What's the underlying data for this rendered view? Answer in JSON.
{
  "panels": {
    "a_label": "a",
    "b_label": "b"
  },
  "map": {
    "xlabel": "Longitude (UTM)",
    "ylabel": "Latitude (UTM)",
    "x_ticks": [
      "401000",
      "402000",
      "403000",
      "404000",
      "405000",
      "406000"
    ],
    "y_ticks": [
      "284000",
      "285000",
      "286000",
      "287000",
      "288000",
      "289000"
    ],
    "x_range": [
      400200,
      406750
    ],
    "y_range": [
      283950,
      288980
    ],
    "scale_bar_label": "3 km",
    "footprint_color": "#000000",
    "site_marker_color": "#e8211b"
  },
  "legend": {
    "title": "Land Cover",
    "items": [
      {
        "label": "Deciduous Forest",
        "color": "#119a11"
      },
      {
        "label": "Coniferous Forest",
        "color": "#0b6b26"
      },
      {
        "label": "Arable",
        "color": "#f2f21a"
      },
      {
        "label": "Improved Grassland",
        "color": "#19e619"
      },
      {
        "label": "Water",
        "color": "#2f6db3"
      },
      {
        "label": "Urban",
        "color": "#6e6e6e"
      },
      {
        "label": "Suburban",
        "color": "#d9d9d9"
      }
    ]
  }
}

• • • • • • •

### YOUR TASK
Reproduce all of the entries word for word.

### SOLUTION TO THIS PROBLEM
What's the underlying data for this rendered view? Answer in JSON.
{
  "panels": {
    "a_label": "a",
    "b_label": "b"
  },
  "map": {
    "xlabel": "Longitude (UTM)",
    "ylabel": "Latitude (UTM)",
    "x_ticks": [
      "401000",
      "402000",
      "403000",
      "404000",
      "405000",
      "406000"
    ],
    "y_ticks": [
      "284000",
      "285000",
      "286000",
      "287000",
      "288000",
      "289000"
    ],
    "x_range": [
      400200,
      406750
    ],
    "y_range": [
      283950,
      288980
    ],
    "scale_bar_label": "3 km",
    "footprint_color": "#000000",
    "site_marker_color": "#e8211b"
  },
  "legend": {
    "title": "Land Cover",
    "items": [
      {
        "label": "Deciduous Forest",
        "color": "#119a11"
      },
      {
        "label": "Coniferous Forest",
        "color": "#0b6b26"
      },
      {
        "label": "Arable",
        "color": "#f2f21a"
      },
      {
        "label": "Improved Grassland",
        "color": "#19e619"
      },
      {
        "label": "Water",
        "color": "#2f6db3"
      },
      {
        "label": "Urban",
        "color": "#6e6e6e"
      },
      {
        "label": "Suburban",
        "color": "#d9d9d9"
      }
    ]
  }
}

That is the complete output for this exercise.